§ **WORK TO BE COMPLETED**
Reproduce the lines from the first one through the line that contains "party-b-line bbox=[240, 474, 1390, 551]", replacing "text-line" with "text-span" and leaving everything else unchanged.

§ **LISTED ENTRIES**
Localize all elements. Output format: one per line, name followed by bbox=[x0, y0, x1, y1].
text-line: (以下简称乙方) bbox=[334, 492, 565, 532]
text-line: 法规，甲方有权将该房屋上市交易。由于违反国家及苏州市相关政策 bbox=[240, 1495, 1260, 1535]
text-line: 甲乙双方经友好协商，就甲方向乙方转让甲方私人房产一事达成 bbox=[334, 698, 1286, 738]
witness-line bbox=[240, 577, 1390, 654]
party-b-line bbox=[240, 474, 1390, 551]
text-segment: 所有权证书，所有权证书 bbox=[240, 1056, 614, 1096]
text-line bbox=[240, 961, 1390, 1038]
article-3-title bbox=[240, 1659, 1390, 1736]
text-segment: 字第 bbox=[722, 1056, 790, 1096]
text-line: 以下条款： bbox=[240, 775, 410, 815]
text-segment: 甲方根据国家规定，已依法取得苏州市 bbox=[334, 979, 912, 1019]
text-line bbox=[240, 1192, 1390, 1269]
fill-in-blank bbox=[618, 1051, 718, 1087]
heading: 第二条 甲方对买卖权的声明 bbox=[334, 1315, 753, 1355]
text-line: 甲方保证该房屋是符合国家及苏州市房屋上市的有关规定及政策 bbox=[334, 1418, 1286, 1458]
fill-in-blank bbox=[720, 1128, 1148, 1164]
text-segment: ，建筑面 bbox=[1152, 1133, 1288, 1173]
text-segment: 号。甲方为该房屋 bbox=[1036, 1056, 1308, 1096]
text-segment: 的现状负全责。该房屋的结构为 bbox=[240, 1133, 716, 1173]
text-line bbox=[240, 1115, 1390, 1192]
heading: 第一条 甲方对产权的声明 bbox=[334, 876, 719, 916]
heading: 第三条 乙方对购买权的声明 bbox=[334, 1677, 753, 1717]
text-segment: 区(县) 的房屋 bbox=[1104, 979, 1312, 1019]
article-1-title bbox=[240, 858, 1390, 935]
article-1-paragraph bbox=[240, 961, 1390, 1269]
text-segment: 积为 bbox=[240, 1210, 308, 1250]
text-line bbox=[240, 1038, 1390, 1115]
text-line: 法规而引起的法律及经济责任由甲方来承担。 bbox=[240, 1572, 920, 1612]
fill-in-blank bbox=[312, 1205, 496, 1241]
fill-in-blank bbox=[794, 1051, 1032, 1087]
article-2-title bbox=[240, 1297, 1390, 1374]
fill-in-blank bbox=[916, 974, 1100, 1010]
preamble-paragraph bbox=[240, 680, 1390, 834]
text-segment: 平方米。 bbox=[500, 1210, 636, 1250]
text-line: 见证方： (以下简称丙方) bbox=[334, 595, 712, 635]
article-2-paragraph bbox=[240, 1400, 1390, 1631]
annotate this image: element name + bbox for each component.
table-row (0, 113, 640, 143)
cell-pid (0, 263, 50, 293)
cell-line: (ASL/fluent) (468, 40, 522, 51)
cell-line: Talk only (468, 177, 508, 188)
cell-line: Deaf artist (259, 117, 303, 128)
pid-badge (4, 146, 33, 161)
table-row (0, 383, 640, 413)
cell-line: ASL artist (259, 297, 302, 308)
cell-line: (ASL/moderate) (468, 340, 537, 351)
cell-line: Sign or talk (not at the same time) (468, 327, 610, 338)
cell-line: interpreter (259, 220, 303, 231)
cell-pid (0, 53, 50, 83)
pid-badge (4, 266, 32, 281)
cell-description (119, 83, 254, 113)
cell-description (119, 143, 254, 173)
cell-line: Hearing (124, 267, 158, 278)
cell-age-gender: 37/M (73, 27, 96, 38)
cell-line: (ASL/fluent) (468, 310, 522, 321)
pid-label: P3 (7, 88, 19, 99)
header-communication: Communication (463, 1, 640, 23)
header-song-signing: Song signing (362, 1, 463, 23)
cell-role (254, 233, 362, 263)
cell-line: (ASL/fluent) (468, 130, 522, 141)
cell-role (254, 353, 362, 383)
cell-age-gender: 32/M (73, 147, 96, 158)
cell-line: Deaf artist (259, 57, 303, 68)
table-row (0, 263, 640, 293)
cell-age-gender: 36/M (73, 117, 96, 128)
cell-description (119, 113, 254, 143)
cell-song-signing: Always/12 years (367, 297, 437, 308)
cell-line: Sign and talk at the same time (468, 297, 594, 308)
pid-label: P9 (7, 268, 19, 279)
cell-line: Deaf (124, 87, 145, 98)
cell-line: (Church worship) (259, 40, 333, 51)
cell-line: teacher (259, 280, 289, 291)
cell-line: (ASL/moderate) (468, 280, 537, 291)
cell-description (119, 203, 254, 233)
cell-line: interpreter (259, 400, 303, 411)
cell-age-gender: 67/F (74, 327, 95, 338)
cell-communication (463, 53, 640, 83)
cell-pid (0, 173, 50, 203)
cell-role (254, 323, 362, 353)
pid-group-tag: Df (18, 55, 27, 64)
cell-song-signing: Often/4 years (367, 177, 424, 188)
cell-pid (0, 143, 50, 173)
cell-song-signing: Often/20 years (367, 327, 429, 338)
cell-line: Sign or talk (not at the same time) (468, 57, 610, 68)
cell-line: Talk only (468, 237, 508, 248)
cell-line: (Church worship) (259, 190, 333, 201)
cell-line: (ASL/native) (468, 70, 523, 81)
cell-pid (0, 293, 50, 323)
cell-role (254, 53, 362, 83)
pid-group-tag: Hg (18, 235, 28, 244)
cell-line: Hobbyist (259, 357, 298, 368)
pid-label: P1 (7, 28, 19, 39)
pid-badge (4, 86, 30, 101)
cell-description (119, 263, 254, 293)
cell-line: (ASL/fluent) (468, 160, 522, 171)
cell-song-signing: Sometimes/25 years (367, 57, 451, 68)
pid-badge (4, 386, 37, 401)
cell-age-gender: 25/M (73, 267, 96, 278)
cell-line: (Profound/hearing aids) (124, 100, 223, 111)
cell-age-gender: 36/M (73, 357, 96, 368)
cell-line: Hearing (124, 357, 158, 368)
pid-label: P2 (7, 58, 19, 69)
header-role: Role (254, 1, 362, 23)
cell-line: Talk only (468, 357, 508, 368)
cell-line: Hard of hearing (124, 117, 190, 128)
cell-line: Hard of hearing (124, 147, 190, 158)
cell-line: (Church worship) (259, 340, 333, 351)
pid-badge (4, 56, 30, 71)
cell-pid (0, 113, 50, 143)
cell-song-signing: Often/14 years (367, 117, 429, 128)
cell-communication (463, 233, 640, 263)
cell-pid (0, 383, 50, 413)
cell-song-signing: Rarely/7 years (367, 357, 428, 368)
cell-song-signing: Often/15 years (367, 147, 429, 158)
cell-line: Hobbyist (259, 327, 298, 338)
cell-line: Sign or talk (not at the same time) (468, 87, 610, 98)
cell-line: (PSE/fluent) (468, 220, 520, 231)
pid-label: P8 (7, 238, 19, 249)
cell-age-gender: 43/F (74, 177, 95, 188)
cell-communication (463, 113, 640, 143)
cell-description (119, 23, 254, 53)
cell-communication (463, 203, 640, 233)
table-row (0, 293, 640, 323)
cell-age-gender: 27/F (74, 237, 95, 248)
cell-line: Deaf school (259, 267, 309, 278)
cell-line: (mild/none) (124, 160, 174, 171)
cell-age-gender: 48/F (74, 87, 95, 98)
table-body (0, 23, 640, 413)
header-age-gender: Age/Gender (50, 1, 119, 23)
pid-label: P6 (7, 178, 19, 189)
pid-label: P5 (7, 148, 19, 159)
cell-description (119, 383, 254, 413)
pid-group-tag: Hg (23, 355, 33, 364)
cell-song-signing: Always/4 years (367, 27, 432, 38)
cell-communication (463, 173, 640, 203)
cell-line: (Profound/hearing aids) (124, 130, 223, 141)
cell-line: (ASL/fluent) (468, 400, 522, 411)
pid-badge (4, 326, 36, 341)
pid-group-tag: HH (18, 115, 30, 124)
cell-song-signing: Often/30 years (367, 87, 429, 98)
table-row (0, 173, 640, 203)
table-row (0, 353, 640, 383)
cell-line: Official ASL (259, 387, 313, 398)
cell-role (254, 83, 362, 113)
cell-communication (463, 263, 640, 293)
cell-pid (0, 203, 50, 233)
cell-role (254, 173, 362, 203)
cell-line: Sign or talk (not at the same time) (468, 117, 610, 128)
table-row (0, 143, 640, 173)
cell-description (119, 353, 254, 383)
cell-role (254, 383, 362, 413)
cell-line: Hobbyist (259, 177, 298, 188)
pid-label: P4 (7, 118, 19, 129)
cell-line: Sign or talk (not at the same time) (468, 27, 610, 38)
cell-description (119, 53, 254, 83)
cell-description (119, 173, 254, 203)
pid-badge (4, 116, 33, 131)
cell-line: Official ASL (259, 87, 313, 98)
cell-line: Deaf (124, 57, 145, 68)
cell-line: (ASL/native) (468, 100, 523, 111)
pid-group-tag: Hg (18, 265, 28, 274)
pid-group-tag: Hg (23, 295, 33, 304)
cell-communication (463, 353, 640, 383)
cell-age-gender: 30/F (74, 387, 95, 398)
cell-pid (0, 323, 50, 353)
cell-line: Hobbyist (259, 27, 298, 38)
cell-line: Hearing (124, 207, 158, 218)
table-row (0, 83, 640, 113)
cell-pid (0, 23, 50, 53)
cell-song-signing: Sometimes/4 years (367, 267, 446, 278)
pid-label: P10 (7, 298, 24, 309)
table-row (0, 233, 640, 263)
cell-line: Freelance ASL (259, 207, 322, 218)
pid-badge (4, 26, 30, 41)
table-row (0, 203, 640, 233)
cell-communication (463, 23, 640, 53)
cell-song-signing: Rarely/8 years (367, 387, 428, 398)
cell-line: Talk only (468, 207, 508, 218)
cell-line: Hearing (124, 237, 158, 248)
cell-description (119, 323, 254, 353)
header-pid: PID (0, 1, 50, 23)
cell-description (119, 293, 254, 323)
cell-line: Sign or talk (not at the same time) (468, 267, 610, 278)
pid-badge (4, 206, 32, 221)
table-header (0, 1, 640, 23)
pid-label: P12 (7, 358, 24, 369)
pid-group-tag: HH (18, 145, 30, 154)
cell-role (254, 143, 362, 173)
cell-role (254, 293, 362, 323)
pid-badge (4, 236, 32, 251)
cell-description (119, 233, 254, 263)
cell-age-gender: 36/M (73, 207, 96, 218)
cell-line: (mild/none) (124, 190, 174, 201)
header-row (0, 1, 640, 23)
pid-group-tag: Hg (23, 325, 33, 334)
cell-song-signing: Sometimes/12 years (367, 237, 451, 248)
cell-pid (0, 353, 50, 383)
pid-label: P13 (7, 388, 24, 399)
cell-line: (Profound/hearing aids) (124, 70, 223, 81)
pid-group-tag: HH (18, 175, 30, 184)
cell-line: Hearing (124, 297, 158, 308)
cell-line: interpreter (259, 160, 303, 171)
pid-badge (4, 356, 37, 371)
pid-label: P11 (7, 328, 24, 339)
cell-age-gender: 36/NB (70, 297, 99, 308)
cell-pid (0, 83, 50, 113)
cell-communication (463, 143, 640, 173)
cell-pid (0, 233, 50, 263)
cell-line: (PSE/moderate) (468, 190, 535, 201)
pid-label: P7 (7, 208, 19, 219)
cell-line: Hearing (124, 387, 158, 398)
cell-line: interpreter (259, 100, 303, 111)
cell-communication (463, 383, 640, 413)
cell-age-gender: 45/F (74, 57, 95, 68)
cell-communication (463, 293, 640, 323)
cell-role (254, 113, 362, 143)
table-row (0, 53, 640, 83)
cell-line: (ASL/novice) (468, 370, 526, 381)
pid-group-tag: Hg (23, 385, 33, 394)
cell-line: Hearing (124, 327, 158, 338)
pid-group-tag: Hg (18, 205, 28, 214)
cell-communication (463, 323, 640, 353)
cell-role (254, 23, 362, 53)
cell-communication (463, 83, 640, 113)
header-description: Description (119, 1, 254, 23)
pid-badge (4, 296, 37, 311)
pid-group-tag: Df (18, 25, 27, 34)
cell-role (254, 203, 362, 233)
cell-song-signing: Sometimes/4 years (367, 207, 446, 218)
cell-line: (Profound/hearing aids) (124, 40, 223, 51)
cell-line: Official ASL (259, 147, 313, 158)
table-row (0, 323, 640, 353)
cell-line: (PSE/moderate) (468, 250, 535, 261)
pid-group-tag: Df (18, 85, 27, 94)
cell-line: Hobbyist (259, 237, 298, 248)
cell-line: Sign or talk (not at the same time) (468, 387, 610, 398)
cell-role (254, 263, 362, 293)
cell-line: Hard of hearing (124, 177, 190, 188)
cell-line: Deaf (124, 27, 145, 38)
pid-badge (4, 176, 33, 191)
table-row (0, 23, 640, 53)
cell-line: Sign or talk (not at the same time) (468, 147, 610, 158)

§ **RESPONSE**
Localize all elements. Output format: one per line, name followed by bbox=[x0, y0, x1, y1].
text-span: (以下简称乙方) bbox=[334, 492, 565, 532]
text-span: 法规，甲方有权将该房屋上市交易。由于违反国家及苏州市相关政策 bbox=[240, 1495, 1260, 1535]
text-span: 甲乙双方经友好协商，就甲方向乙方转让甲方私人房产一事达成 bbox=[334, 698, 1286, 738]
witness-line bbox=[240, 577, 1390, 654]
party-b-line bbox=[240, 474, 1390, 551]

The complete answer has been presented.